● Task data:
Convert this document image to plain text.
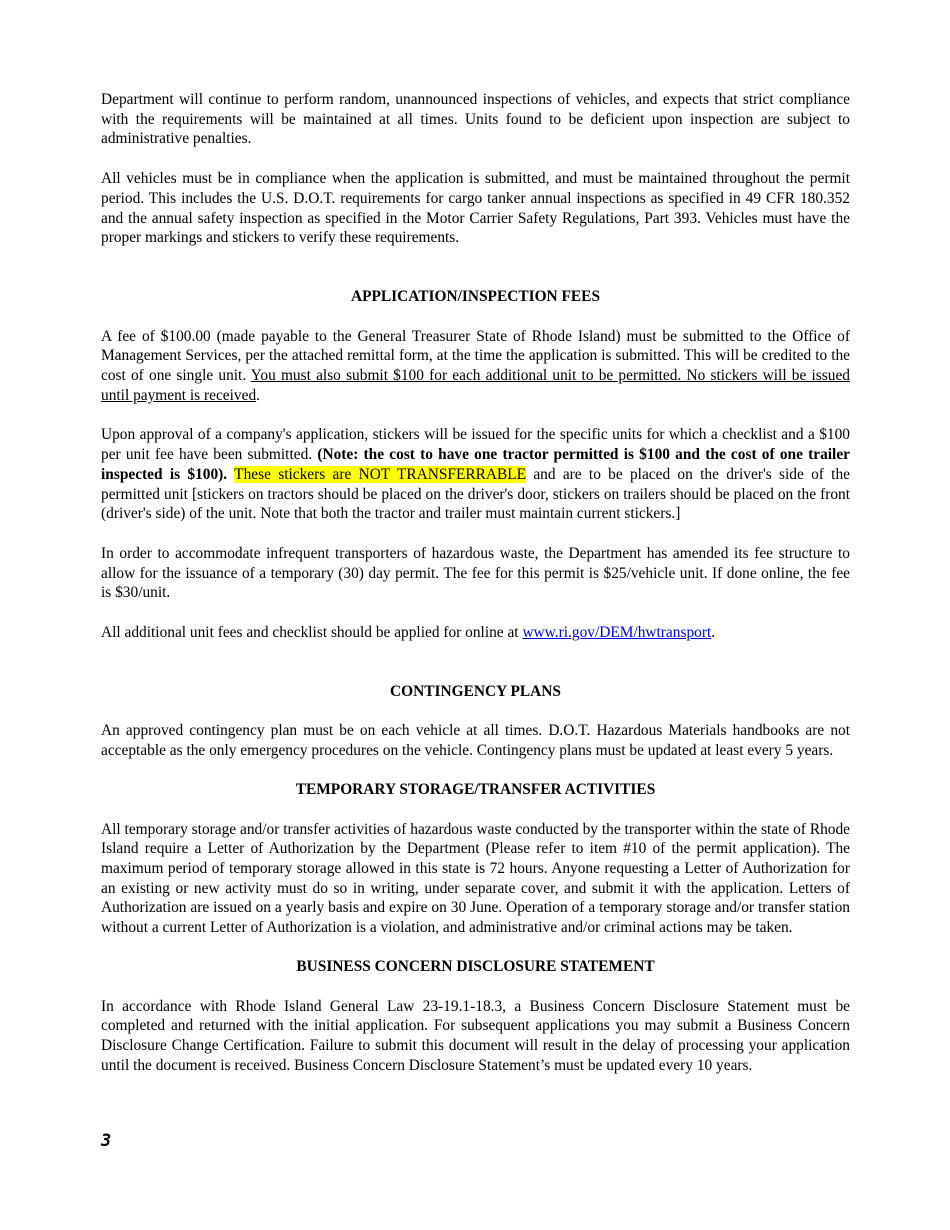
Department will continue to perform random, unannounced inspections of vehicles, and expects that strict compliance with the requirements will be maintained at all times. Units found to be deficient upon inspection are subject to administrative penalties.

All vehicles must be in compliance when the application is submitted, and must be maintained throughout the permit period. This includes the U.S. D.O.T. requirements for cargo tanker annual inspections as specified in 49 CFR 180.352 and the annual safety inspection as specified in the Motor Carrier Safety Regulations, Part 393. Vehicles must have the proper markings and stickers to verify these requirements.

APPLICATION/INSPECTION FEES

A fee of $100.00 (made payable to the General Treasurer State of Rhode Island) must be submitted to the Office of Management Services, per the attached remittal form, at the time the application is submitted. This will be credited to the cost of one single unit. You must also submit $100 for each additional unit to be permitted. No stickers will be issued until payment is received.

Upon approval of a company's application, stickers will be issued for the specific units for which a checklist and a $100 per unit fee have been submitted. (Note: the cost to have one tractor permitted is $100 and the cost of one trailer inspected is $100). These stickers are NOT TRANSFERRABLE and are to be placed on the driver's side of the permitted unit [stickers on tractors should be placed on the driver's door, stickers on trailers should be placed on the front (driver's side) of the unit. Note that both the tractor and trailer must maintain current stickers.]

In order to accommodate infrequent transporters of hazardous waste, the Department has amended its fee structure to allow for the issuance of a temporary (30) day permit. The fee for this permit is $25/vehicle unit. If done online, the fee is $30/unit.

All additional unit fees and checklist should be applied for online at www.ri.gov/DEM/hwtransport.

CONTINGENCY PLANS

An approved contingency plan must be on each vehicle at all times. D.O.T. Hazardous Materials handbooks are not acceptable as the only emergency procedures on the vehicle. Contingency plans must be updated at least every 5 years.

TEMPORARY STORAGE/TRANSFER ACTIVITIES

All temporary storage and/or transfer activities of hazardous waste conducted by the transporter within the state of Rhode Island require a Letter of Authorization by the Department (Please refer to item #10 of the permit application). The maximum period of temporary storage allowed in this state is 72 hours. Anyone requesting a Letter of Authorization for an existing or new activity must do so in writing, under separate cover, and submit it with the application. Letters of Authorization are issued on a yearly basis and expire on 30 June. Operation of a temporary storage and/or transfer station without a current Letter of Authorization is a violation, and administrative and/or criminal actions may be taken.

BUSINESS CONCERN DISCLOSURE STATEMENT

In accordance with Rhode Island General Law 23-19.1-18.3, a Business Concern Disclosure Statement must be completed and returned with the initial application. For subsequent applications you may submit a Business Concern Disclosure Change Certification. Failure to submit this document will result in the delay of processing your application until the document is received. Business Concern Disclosure Statement’s must be updated every 10 years.

3
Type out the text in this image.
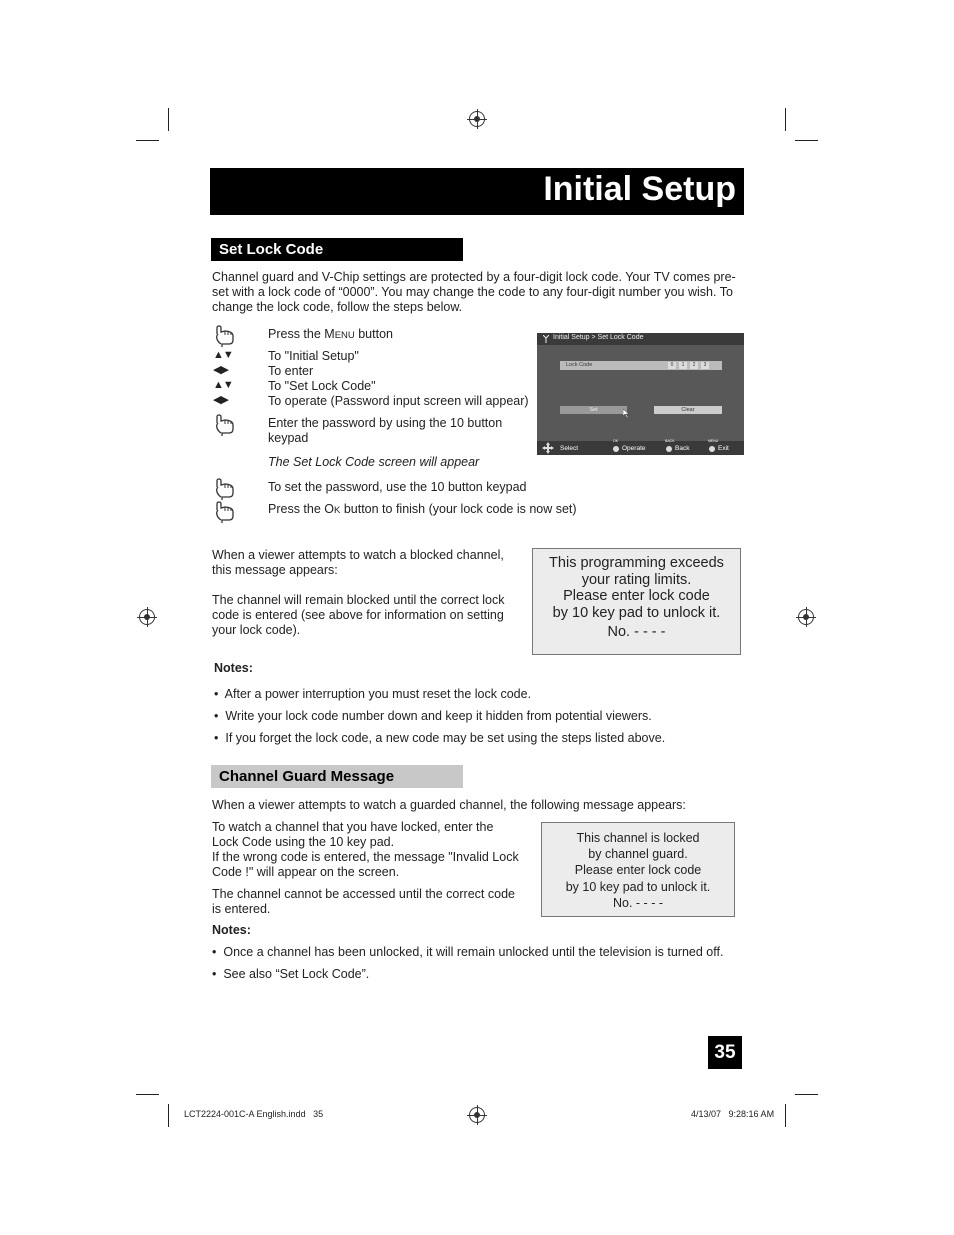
Initial Setup
Set Lock Code
Channel guard and V-Chip settings are protected by a four-digit lock code. Your TV comes pre-
set with a lock code of “0000”. You may change the code to any four-digit number you wish. To
change the lock code, follow the steps below.
▲▼
◀▶
▲▼
◀▶
Press the MENU button
To "Initial Setup"
To enter
To "Set Lock Code"
To operate (Password input screen will appear)
Enter the password by using the 10 button
keypad
The Set Lock Code screen will appear
To set the password, use the 10 button keypad
Press the OK button to finish (your lock code is now set)
Initial Setup > Set Lock Code
Lock Code	0	1	2	3
Set	Clear
Select
OK
Operate
BACK
Back
MENU
Exit
When a viewer attempts to watch a blocked channel,
this message appears:
The channel will remain blocked until the correct lock
code is entered (see above for information on setting
your lock code).
This programming exceeds
your rating limits.
Please enter lock code
by 10 key pad to unlock it.
No. - - - -
Notes:
• After a power interruption you must reset the lock code.
• Write your lock code number down and keep it hidden from potential viewers.
• If you forget the lock code, a new code may be set using the steps listed above.
Channel Guard Message
When a viewer attempts to watch a guarded channel, the following message appears:
To watch a channel that you have locked, enter the
Lock Code using the 10 key pad.
If the wrong code is entered, the message "Invalid Lock
Code !" will appear on the screen.
The channel cannot be accessed until the correct code
is entered.
This channel is locked
by channel guard.
Please enter lock code
by 10 key pad to unlock it.
No. - - - -
Notes:
• Once a channel has been unlocked, it will remain unlocked until the television is turned off.
• See also “Set Lock Code”.
35
LCT2224-001C-A English.indd   35	4/13/07   9:28:16 AM
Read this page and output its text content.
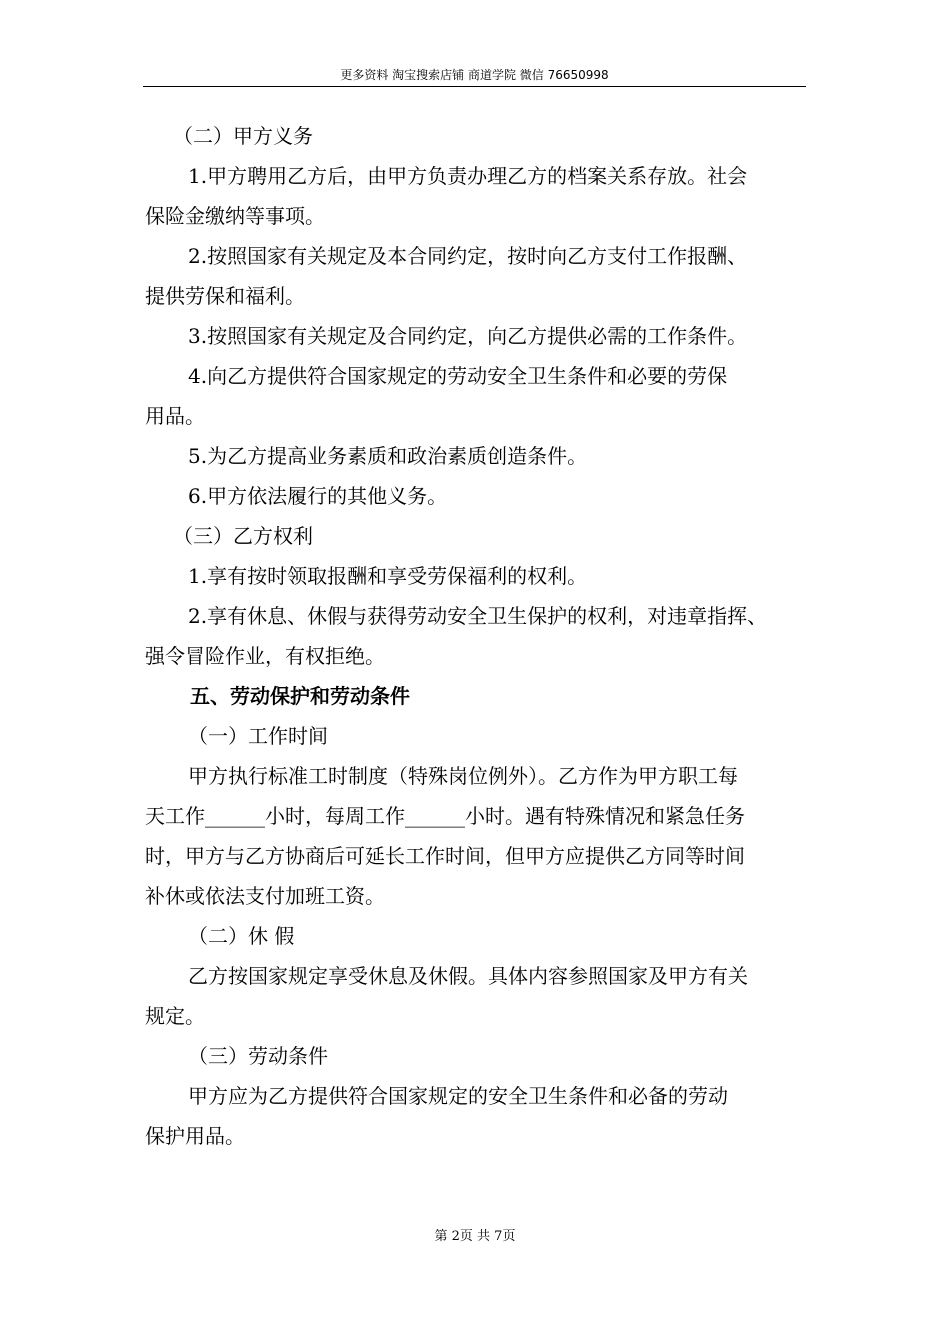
更多资料 淘宝搜索店铺 商道学院 微信 76650998
（二）甲方义务
1.甲方聘用乙方后，由甲方负责办理乙方的档案关系存放。社会
保险金缴纳等事项。
2.按照国家有关规定及本合同约定，按时向乙方支付工作报酬、
提供劳保和福利。
3.按照国家有关规定及合同约定，向乙方提供必需的工作条件。
4.向乙方提供符合国家规定的劳动安全卫生条件和必要的劳保
用品。
5.为乙方提高业务素质和政治素质创造条件。
6.甲方依法履行的其他义务。
（三）乙方权利
1.享有按时领取报酬和享受劳保福利的权利。
2.享有休息、休假与获得劳动安全卫生保护的权利，对违章指挥、
强令冒险作业，有权拒绝。
五、劳动保护和劳动条件
（一）工作时间
甲方执行标准工时制度（特殊岗位例外）。乙方作为甲方职工每
天工作______小时，每周工作______小时。遇有特殊情况和紧急任务
时，甲方与乙方协商后可延长工作时间，但甲方应提供乙方同等时间
补休或依法支付加班工资。
（二）休 假
乙方按国家规定享受休息及休假。具体内容参照国家及甲方有关
规定。
（三）劳动条件
甲方应为乙方提供符合国家规定的安全卫生条件和必备的劳动
保护用品。
第 2页 共 7页
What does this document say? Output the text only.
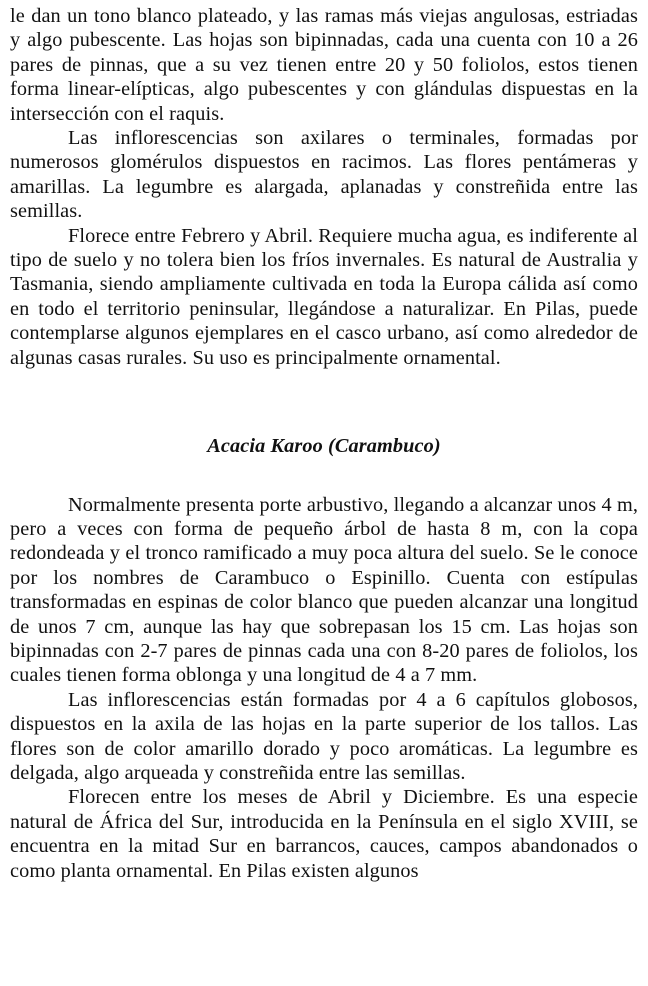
le dan un tono blanco plateado, y las ramas más viejas angulosas, estriadas y algo pubescente. Las hojas son bipinnadas, cada una cuenta con 10 a 26 pares de pinnas, que a su vez tienen entre 20 y 50 foliolos, estos tienen forma linear-elípticas, algo pubescentes y con glándulas dispuestas en la intersección con el raquis.

Las inflorescencias son axilares o terminales, formadas por numerosos glomérulos dispuestos en racimos. Las flores pentámeras y amarillas. La legumbre es alargada, aplanadas y constreñida entre las semillas.

Florece entre Febrero y Abril. Requiere mucha agua, es indiferente al tipo de suelo y no tolera bien los fríos invernales. Es natural de Australia y Tasmania, siendo ampliamente cultivada en toda la Europa cálida así como en todo el territorio peninsular, llegándose a naturalizar. En Pilas, puede contemplarse algunos ejemplares en el casco urbano, así como alrededor de algunas casas rurales. Su uso es principalmente ornamental.

Acacia Karoo (Carambuco)

Normalmente presenta porte arbustivo, llegando a alcanzar unos 4 m, pero a veces con forma de pequeño árbol de hasta 8 m, con la copa redondeada y el tronco ramificado a muy poca altura del suelo. Se le conoce por los nombres de Carambuco o Espinillo. Cuenta con estípulas transformadas en espinas de color blanco que pueden alcanzar una longitud de unos 7 cm, aunque las hay que sobrepasan los 15 cm. Las hojas son bipinnadas con 2-7 pares de pinnas cada una con 8-20 pares de foliolos, los cuales tienen forma oblonga y una longitud de 4 a 7 mm.

Las inflorescencias están formadas por 4 a 6 capítulos globosos, dispuestos en la axila de las hojas en la parte superior de los tallos. Las flores son de color amarillo dorado y poco aromáticas. La legumbre es delgada, algo arqueada y constreñida entre las semillas.

Florecen entre los meses de Abril y Diciembre. Es una especie natural de África del Sur, introducida en la Península en el siglo XVIII, se encuentra en la mitad Sur en barrancos, cauces, campos abandonados o como planta ornamental. En Pilas existen algunos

● Stated goal: Your task is to set down the records shown above exactly, minus any pictures.

● Completed exercise:
Convert this document image to plain text.
Department will continue to perform random, unannounced inspections of vehicles, and expects that strict compliance with the requirements will be maintained at all times. Units found to be deficient upon inspection are subject to administrative penalties.

All vehicles must be in compliance when the application is submitted, and must be maintained throughout the permit period. This includes the U.S. D.O.T. requirements for cargo tanker annual inspections as specified in 49 CFR 180.352 and the annual safety inspection as specified in the Motor Carrier Safety Regulations, Part 393. Vehicles must have the proper markings and stickers to verify these requirements.

APPLICATION/INSPECTION FEES

A fee of $100.00 (made payable to the General Treasurer State of Rhode Island) must be submitted to the Office of Management Services, per the attached remittal form, at the time the application is submitted. This will be credited to the cost of one single unit. You must also submit $100 for each additional unit to be permitted. No stickers will be issued until payment is received.

Upon approval of a company's application, stickers will be issued for the specific units for which a checklist and a $100 per unit fee have been submitted. (Note: the cost to have one tractor permitted is $100 and the cost of one trailer inspected is $100). These stickers are NOT TRANSFERRABLE and are to be placed on the driver's side of the permitted unit [stickers on tractors should be placed on the driver's door, stickers on trailers should be placed on the front (driver's side) of the unit. Note that both the tractor and trailer must maintain current stickers.]

In order to accommodate infrequent transporters of hazardous waste, the Department has amended its fee structure to allow for the issuance of a temporary (30) day permit. The fee for this permit is $25/vehicle unit. If done online, the fee is $30/unit.

All additional unit fees and checklist should be applied for online at www.ri.gov/DEM/hwtransport.

CONTINGENCY PLANS

An approved contingency plan must be on each vehicle at all times. D.O.T. Hazardous Materials handbooks are not acceptable as the only emergency procedures on the vehicle. Contingency plans must be updated at least every 5 years.

TEMPORARY STORAGE/TRANSFER ACTIVITIES

All temporary storage and/or transfer activities of hazardous waste conducted by the transporter within the state of Rhode Island require a Letter of Authorization by the Department (Please refer to item #10 of the permit application). The maximum period of temporary storage allowed in this state is 72 hours. Anyone requesting a Letter of Authorization for an existing or new activity must do so in writing, under separate cover, and submit it with the application. Letters of Authorization are issued on a yearly basis and expire on 30 June. Operation of a temporary storage and/or transfer station without a current Letter of Authorization is a violation, and administrative and/or criminal actions may be taken.

BUSINESS CONCERN DISCLOSURE STATEMENT

In accordance with Rhode Island General Law 23-19.1-18.3, a Business Concern Disclosure Statement must be completed and returned with the initial application. For subsequent applications you may submit a Business Concern Disclosure Change Certification. Failure to submit this document will result in the delay of processing your application until the document is received. Business Concern Disclosure Statement’s must be updated every 10 years.

3
Type out the text in this image.
Initial Setup
Set Lock Code
Channel guard and V-Chip settings are protected by a four-digit lock code. Your TV comes pre-
set with a lock code of “0000”. You may change the code to any four-digit number you wish. To
change the lock code, follow the steps below.
▲▼
◀▶
▲▼
◀▶
Press the MENU button
To "Initial Setup"
To enter
To "Set Lock Code"
To operate (Password input screen will appear)
Enter the password by using the 10 button
keypad
The Set Lock Code screen will appear
To set the password, use the 10 button keypad
Press the OK button to finish (your lock code is now set)
Initial Setup > Set Lock Code
Lock Code	0	1	2	3
Set	Clear
Select
OK
Operate
BACK
Back
MENU
Exit
When a viewer attempts to watch a blocked channel,
this message appears:
The channel will remain blocked until the correct lock
code is entered (see above for information on setting
your lock code).
This programming exceeds
your rating limits.
Please enter lock code
by 10 key pad to unlock it.
No. - - - -
Notes:
• After a power interruption you must reset the lock code.
• Write your lock code number down and keep it hidden from potential viewers.
• If you forget the lock code, a new code may be set using the steps listed above.
Channel Guard Message
When a viewer attempts to watch a guarded channel, the following message appears:
To watch a channel that you have locked, enter the
Lock Code using the 10 key pad.
If the wrong code is entered, the message "Invalid Lock
Code !" will appear on the screen.
The channel cannot be accessed until the correct code
is entered.
This channel is locked
by channel guard.
Please enter lock code
by 10 key pad to unlock it.
No. - - - -
Notes:
• Once a channel has been unlocked, it will remain unlocked until the television is turned off.
• See also “Set Lock Code”.
35
LCT2224-001C-A English.indd   35	4/13/07   9:28:16 AM
Read this page and output its text content.
更多资料 淘宝搜索店铺 商道学院 微信 76650998
（二）甲方义务
1.甲方聘用乙方后，由甲方负责办理乙方的档案关系存放。社会
保险金缴纳等事项。
2.按照国家有关规定及本合同约定，按时向乙方支付工作报酬、
提供劳保和福利。
3.按照国家有关规定及合同约定，向乙方提供必需的工作条件。
4.向乙方提供符合国家规定的劳动安全卫生条件和必要的劳保
用品。
5.为乙方提高业务素质和政治素质创造条件。
6.甲方依法履行的其他义务。
（三）乙方权利
1.享有按时领取报酬和享受劳保福利的权利。
2.享有休息、休假与获得劳动安全卫生保护的权利，对违章指挥、
强令冒险作业，有权拒绝。
五、劳动保护和劳动条件
（一）工作时间
甲方执行标准工时制度（特殊岗位例外）。乙方作为甲方职工每
天工作______小时，每周工作______小时。遇有特殊情况和紧急任务
时，甲方与乙方协商后可延长工作时间，但甲方应提供乙方同等时间
补休或依法支付加班工资。
（二）休 假
乙方按国家规定享受休息及休假。具体内容参照国家及甲方有关
规定。
（三）劳动条件
甲方应为乙方提供符合国家规定的安全卫生条件和必备的劳动
保护用品。
第 2页 共 7页
What does this document say? Output the text only.
le dan un tono blanco plateado, y las ramas más viejas angulosas, estriadas y algo pubescente. Las hojas son bipinnadas, cada una cuenta con 10 a 26 pares de pinnas, que a su vez tienen entre 20 y 50 foliolos, estos tienen forma linear-elípticas, algo pubescentes y con glándulas dispuestas en la intersección con el raquis.

Las inflorescencias son axilares o terminales, formadas por numerosos glomérulos dispuestos en racimos. Las flores pentámeras y amarillas. La legumbre es alargada, aplanadas y constreñida entre las semillas.

Florece entre Febrero y Abril. Requiere mucha agua, es indiferente al tipo de suelo y no tolera bien los fríos invernales. Es natural de Australia y Tasmania, siendo ampliamente cultivada en toda la Europa cálida así como en todo el territorio peninsular, llegándose a naturalizar. En Pilas, puede contemplarse algunos ejemplares en el casco urbano, así como alrededor de algunas casas rurales. Su uso es principalmente ornamental.

Acacia Karoo (Carambuco)

Normalmente presenta porte arbustivo, llegando a alcanzar unos 4 m, pero a veces con forma de pequeño árbol de hasta 8 m, con la copa redondeada y el tronco ramificado a muy poca altura del suelo. Se le conoce por los nombres de Carambuco o Espinillo. Cuenta con estípulas transformadas en espinas de color blanco que pueden alcanzar una longitud de unos 7 cm, aunque las hay que sobrepasan los 15 cm. Las hojas son bipinnadas con 2-7 pares de pinnas cada una con 8-20 pares de foliolos, los cuales tienen forma oblonga y una longitud de 4 a 7 mm.

Las inflorescencias están formadas por 4 a 6 capítulos globosos, dispuestos en la axila de las hojas en la parte superior de los tallos. Las flores son de color amarillo dorado y poco aromáticas. La legumbre es delgada, algo arqueada y constreñida entre las semillas.

Florecen entre los meses de Abril y Diciembre. Es una especie natural de África del Sur, introducida en la Península en el siglo XVIII, se encuentra en la mitad Sur en barrancos, cauces, campos abandonados o como planta ornamental. En Pilas existen algunos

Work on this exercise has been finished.